═══ INPUT ROWS ═══
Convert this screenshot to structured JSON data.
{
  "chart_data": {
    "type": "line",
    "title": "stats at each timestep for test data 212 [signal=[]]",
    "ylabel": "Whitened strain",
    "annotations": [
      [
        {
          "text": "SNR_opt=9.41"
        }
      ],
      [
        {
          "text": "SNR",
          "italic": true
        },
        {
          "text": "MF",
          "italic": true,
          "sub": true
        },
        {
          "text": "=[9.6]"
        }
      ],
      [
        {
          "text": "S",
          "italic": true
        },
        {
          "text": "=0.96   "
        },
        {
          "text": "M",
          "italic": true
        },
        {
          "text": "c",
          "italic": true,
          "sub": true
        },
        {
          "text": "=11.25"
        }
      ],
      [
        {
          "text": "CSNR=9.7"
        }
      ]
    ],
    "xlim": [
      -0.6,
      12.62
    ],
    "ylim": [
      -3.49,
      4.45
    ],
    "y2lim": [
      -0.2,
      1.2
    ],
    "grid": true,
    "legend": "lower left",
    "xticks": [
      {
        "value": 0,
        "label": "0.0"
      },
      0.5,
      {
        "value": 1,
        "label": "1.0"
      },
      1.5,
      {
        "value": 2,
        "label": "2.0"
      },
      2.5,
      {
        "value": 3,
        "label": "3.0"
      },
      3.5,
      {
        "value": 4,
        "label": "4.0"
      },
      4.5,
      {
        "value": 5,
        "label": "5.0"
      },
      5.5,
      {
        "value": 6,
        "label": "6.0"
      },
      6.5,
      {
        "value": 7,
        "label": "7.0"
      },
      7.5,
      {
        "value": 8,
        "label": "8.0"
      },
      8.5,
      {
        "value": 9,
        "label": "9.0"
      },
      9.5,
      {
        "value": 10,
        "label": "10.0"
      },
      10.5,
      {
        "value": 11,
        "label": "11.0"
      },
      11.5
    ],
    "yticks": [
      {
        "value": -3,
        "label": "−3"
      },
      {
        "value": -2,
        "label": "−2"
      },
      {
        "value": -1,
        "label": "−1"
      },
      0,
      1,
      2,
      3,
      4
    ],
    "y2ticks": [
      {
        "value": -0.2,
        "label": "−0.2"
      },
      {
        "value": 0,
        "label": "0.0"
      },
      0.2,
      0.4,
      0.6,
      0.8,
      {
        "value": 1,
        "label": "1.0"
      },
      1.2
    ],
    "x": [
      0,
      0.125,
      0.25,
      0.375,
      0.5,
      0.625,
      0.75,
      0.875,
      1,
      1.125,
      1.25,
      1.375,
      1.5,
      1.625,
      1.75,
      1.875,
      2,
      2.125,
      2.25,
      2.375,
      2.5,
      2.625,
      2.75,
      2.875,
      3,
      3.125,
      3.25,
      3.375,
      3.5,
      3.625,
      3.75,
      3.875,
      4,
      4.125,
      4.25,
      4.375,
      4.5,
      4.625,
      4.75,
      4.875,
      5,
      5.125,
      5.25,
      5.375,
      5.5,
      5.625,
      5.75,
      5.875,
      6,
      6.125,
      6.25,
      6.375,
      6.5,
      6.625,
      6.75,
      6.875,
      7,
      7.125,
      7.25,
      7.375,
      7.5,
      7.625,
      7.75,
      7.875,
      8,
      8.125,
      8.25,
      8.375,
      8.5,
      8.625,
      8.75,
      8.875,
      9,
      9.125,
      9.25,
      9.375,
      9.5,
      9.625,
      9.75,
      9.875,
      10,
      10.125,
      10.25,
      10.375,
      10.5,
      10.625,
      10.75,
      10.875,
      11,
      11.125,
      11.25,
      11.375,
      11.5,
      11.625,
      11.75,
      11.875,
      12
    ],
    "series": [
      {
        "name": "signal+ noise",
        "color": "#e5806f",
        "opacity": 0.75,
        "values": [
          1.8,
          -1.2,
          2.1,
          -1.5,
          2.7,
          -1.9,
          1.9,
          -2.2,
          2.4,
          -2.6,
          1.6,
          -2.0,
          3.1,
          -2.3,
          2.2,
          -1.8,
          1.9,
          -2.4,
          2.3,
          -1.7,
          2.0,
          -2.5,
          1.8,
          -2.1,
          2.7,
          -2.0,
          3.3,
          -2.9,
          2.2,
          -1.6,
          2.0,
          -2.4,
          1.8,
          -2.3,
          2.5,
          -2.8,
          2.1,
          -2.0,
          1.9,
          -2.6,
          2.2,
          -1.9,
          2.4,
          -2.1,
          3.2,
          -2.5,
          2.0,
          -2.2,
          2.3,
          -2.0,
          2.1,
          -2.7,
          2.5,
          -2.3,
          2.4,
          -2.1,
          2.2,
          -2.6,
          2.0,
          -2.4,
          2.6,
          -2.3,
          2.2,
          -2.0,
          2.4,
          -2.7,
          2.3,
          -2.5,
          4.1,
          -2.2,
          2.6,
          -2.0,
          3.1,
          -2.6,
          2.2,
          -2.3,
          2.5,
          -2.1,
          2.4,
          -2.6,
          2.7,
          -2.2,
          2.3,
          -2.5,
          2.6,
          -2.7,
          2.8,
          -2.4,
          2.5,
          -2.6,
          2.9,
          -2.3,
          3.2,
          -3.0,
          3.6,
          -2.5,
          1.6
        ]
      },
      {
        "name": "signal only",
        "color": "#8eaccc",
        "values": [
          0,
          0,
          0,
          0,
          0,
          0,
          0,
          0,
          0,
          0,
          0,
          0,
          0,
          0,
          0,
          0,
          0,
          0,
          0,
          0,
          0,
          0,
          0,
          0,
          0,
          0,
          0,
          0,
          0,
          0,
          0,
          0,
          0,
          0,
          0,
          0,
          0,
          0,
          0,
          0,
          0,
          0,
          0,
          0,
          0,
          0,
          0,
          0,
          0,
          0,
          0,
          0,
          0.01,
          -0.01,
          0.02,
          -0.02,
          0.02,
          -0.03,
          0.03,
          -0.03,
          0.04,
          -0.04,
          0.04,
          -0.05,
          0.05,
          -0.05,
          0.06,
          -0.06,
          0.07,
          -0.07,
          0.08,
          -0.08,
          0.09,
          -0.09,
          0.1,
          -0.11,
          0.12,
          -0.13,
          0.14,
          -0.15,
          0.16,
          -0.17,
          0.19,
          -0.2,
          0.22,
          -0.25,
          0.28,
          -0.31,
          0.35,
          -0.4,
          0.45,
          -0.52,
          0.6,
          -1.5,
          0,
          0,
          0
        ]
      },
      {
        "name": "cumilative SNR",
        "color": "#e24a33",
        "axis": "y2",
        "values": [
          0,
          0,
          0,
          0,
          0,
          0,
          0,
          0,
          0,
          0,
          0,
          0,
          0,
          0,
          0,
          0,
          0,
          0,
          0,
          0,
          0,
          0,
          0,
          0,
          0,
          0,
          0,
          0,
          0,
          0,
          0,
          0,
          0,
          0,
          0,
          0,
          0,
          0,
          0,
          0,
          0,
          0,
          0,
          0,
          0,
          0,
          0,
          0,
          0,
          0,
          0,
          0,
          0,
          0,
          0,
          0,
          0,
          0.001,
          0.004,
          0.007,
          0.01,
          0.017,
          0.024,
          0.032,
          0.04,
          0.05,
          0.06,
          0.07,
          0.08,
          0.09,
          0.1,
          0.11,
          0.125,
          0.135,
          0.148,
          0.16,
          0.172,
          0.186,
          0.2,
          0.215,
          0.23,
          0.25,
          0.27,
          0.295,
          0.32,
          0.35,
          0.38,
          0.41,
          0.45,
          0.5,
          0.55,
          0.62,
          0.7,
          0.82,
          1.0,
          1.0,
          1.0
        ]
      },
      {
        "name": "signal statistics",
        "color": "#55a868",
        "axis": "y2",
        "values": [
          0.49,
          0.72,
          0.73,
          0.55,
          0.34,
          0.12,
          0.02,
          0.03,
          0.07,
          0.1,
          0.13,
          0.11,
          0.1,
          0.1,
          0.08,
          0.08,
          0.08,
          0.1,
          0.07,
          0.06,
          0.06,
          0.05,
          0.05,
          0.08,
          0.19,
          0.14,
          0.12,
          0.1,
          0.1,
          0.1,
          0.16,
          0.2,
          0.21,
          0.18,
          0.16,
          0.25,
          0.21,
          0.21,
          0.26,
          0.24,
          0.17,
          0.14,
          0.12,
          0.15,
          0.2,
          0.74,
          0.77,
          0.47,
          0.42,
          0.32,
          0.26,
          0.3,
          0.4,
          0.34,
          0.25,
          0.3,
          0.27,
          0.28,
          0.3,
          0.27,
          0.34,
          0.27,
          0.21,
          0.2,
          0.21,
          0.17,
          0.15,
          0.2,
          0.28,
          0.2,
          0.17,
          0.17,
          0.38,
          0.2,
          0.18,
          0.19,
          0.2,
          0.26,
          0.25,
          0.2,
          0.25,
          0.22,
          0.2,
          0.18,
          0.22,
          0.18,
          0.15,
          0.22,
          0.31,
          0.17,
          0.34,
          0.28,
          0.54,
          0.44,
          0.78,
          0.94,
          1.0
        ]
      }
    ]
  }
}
═══
Go through the data above and find the lines with the word "name". Copy each of those lines.

        "name": "signal+ noise",
        "name": "signal only",
        "name": "cumilative SNR",
        "name": "signal statistics",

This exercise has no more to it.